[Begin Dataset rows]

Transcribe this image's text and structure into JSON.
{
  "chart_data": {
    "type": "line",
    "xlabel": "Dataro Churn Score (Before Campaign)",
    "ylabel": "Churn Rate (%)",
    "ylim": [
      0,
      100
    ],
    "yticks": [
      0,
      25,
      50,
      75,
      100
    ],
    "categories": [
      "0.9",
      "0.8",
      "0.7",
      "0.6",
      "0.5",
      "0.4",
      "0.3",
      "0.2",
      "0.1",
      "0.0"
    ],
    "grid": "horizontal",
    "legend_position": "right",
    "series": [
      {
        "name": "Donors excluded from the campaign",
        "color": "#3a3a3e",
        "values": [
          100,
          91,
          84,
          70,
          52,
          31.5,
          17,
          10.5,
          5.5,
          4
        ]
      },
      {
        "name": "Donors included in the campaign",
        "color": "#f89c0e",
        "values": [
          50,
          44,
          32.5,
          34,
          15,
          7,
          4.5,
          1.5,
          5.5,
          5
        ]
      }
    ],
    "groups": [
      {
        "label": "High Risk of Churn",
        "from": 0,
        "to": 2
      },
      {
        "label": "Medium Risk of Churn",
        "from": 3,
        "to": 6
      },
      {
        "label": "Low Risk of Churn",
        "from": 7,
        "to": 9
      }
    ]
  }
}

[End Dataset rows]

▶ **Goal**
Make an exact copy of the listing, including every line.

▶ **Response to this task**
Transcribe this image's text and structure into JSON.
{
  "chart_data": {
    "type": "line",
    "xlabel": "Dataro Churn Score (Before Campaign)",
    "ylabel": "Churn Rate (%)",
    "ylim": [
      0,
      100
    ],
    "yticks": [
      0,
      25,
      50,
      75,
      100
    ],
    "categories": [
      "0.9",
      "0.8",
      "0.7",
      "0.6",
      "0.5",
      "0.4",
      "0.3",
      "0.2",
      "0.1",
      "0.0"
    ],
    "grid": "horizontal",
    "legend_position": "right",
    "series": [
      {
        "name": "Donors excluded from the campaign",
        "color": "#3a3a3e",
        "values": [
          100,
          91,
          84,
          70,
          52,
          31.5,
          17,
          10.5,
          5.5,
          4
        ]
      },
      {
        "name": "Donors included in the campaign",
        "color": "#f89c0e",
        "values": [
          50,
          44,
          32.5,
          34,
          15,
          7,
          4.5,
          1.5,
          5.5,
          5
        ]
      }
    ],
    "groups": [
      {
        "label": "High Risk of Churn",
        "from": 0,
        "to": 2
      },
      {
        "label": "Medium Risk of Churn",
        "from": 3,
        "to": 6
      },
      {
        "label": "Low Risk of Churn",
        "from": 7,
        "to": 9
      }
    ]
  }
}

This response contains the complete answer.